====== GIVEN INFORMATION

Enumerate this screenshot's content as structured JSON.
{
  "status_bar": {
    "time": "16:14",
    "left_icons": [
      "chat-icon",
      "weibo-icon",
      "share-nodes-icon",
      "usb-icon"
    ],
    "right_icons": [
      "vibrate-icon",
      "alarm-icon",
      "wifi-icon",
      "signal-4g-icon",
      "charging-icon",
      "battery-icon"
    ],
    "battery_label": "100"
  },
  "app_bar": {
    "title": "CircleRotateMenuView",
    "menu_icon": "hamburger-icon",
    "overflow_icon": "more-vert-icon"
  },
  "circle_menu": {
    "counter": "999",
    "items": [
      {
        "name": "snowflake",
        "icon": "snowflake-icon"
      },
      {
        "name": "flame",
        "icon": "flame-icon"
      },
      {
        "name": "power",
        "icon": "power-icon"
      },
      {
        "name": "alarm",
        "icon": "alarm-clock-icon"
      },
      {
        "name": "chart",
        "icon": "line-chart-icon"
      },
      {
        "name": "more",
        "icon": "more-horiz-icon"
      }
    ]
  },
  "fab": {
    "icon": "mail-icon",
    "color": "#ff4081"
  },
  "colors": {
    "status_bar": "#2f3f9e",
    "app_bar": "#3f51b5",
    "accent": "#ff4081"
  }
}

============

Transcribe the entire listing above precisely.

SOLUTION FOR THIS EXERCISE |
Enumerate this screenshot's content as structured JSON.
{
  "status_bar": {
    "time": "16:14",
    "left_icons": [
      "chat-icon",
      "weibo-icon",
      "share-nodes-icon",
      "usb-icon"
    ],
    "right_icons": [
      "vibrate-icon",
      "alarm-icon",
      "wifi-icon",
      "signal-4g-icon",
      "charging-icon",
      "battery-icon"
    ],
    "battery_label": "100"
  },
  "app_bar": {
    "title": "CircleRotateMenuView",
    "menu_icon": "hamburger-icon",
    "overflow_icon": "more-vert-icon"
  },
  "circle_menu": {
    "counter": "999",
    "items": [
      {
        "name": "snowflake",
        "icon": "snowflake-icon"
      },
      {
        "name": "flame",
        "icon": "flame-icon"
      },
      {
        "name": "power",
        "icon": "power-icon"
      },
      {
        "name": "alarm",
        "icon": "alarm-clock-icon"
      },
      {
        "name": "chart",
        "icon": "line-chart-icon"
      },
      {
        "name": "more",
        "icon": "more-horiz-icon"
      }
    ]
  },
  "fab": {
    "icon": "mail-icon",
    "color": "#ff4081"
  },
  "colors": {
    "status_bar": "#2f3f9e",
    "app_bar": "#3f51b5",
    "accent": "#ff4081"
  }
}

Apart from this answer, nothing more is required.